Collection entries:
────────────────────────────────────────

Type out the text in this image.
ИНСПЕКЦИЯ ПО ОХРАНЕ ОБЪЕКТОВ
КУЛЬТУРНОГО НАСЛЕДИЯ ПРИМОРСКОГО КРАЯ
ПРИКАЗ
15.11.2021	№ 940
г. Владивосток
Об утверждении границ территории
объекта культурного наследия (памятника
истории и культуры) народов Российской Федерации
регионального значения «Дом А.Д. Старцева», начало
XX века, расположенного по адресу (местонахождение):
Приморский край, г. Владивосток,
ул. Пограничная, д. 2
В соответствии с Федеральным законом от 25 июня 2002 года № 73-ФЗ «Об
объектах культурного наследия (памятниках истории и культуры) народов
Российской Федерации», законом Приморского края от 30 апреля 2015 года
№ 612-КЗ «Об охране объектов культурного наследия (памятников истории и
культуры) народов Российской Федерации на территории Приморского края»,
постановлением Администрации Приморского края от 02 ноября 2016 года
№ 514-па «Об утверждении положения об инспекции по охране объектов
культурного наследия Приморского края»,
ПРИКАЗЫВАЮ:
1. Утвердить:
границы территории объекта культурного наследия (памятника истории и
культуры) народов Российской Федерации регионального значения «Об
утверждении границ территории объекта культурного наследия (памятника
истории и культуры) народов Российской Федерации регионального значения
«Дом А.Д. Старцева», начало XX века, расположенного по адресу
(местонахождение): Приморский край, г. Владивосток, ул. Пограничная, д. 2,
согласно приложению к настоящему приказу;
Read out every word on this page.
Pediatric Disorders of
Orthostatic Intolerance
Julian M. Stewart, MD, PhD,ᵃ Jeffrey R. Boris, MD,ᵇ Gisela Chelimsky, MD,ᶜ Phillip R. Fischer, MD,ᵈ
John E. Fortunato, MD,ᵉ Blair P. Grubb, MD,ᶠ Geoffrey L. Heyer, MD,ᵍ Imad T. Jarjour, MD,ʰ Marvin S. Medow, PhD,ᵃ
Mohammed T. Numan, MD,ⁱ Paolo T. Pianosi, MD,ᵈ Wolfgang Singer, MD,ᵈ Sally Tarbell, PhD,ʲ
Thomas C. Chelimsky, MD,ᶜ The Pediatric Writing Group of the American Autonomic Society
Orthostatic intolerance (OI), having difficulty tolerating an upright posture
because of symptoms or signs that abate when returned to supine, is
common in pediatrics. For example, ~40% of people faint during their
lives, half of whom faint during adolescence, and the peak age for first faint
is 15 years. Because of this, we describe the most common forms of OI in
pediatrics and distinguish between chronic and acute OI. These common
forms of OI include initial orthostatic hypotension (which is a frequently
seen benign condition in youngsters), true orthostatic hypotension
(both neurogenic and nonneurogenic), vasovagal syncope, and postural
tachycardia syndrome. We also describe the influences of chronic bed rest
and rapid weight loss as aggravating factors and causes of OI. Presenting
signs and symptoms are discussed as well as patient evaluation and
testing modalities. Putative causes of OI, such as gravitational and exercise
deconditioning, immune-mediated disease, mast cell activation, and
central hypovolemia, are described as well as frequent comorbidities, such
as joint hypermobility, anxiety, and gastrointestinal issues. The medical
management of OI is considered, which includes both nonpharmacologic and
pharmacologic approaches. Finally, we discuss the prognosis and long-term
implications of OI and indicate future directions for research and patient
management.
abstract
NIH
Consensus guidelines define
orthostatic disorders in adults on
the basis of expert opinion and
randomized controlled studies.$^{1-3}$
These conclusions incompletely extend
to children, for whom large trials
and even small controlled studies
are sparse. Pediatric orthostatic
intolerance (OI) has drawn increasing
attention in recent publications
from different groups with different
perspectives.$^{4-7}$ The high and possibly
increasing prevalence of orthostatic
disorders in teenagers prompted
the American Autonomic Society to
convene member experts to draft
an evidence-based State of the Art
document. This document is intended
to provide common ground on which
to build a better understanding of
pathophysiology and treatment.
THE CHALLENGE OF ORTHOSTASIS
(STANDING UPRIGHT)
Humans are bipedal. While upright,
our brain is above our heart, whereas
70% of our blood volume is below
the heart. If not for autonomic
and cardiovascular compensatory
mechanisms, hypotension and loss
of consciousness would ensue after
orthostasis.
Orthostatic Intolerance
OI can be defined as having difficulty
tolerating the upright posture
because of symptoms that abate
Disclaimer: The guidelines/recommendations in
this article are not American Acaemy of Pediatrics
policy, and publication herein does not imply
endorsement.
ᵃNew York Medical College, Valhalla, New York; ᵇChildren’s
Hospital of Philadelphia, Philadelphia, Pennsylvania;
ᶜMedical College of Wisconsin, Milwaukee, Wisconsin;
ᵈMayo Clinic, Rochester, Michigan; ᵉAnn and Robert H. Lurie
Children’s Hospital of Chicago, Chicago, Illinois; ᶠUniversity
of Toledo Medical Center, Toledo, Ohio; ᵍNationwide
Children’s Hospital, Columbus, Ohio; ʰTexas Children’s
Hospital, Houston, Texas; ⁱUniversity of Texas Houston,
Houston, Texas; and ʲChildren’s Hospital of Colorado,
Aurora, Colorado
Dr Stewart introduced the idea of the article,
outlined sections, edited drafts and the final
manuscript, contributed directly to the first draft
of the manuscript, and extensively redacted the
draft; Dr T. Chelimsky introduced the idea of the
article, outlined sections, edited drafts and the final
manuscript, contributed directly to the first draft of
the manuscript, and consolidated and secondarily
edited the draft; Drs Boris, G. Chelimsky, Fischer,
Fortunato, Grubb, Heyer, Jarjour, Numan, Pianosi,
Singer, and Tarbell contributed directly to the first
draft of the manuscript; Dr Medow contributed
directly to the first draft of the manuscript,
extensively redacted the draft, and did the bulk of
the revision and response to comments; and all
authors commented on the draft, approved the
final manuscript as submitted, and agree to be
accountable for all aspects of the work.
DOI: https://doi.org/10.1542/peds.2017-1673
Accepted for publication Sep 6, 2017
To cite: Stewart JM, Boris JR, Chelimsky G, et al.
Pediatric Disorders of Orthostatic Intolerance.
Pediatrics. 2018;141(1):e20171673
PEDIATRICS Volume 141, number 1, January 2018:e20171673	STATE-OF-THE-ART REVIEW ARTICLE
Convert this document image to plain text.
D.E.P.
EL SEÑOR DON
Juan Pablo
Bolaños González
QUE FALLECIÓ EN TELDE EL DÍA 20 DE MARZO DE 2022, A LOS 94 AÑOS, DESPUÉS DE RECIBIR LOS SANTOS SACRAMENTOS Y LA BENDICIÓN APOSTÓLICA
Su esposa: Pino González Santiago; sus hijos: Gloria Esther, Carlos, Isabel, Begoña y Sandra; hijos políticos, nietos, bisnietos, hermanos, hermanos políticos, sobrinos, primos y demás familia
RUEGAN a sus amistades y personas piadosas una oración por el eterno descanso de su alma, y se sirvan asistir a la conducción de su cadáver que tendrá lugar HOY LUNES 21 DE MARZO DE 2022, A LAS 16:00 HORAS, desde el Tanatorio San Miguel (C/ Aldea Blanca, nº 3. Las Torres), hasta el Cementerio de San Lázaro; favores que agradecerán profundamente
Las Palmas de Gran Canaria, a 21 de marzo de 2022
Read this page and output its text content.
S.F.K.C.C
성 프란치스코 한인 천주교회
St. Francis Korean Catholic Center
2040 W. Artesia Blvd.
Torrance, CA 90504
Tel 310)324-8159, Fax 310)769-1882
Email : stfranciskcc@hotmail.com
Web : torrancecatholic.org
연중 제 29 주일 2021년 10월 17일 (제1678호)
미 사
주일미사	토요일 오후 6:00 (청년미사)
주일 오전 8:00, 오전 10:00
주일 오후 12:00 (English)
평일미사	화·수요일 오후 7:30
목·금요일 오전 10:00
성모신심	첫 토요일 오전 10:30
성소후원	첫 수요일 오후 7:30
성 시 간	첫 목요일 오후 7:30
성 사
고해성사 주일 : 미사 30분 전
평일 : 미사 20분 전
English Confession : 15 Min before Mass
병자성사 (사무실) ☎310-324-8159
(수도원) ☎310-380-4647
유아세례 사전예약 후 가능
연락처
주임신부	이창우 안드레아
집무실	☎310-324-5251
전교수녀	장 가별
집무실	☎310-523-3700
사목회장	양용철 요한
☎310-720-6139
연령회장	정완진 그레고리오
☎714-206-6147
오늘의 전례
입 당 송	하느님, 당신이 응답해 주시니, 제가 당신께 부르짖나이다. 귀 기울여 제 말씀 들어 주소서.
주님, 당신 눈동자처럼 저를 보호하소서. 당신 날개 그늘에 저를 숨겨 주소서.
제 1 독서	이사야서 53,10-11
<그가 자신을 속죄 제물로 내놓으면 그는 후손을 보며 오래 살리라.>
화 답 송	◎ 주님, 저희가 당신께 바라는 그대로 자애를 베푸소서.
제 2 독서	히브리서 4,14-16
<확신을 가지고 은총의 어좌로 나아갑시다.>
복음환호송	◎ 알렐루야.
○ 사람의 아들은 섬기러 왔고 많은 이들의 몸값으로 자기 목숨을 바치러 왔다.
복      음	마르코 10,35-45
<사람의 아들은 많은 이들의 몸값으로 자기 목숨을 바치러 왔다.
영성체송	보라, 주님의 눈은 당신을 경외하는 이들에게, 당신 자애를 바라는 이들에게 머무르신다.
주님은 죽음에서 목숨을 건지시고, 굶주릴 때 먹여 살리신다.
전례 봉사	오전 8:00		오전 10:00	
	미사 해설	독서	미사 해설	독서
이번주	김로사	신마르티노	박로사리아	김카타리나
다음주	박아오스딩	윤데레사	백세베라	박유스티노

────────────────────────────────────────

-- Set problem --
Every line above that contains the word "Российской" should be reported.

-- Solution to this exercise --
истории и культуры) народов Российской Федерации
Российской Федерации», законом Приморского края от 30 апреля 2015 года
культуры) народов Российской Федерации на территории Приморского края»,
культуры) народов Российской Федерации регионального значения «Об
истории и культуры) народов Российской Федерации регионального значения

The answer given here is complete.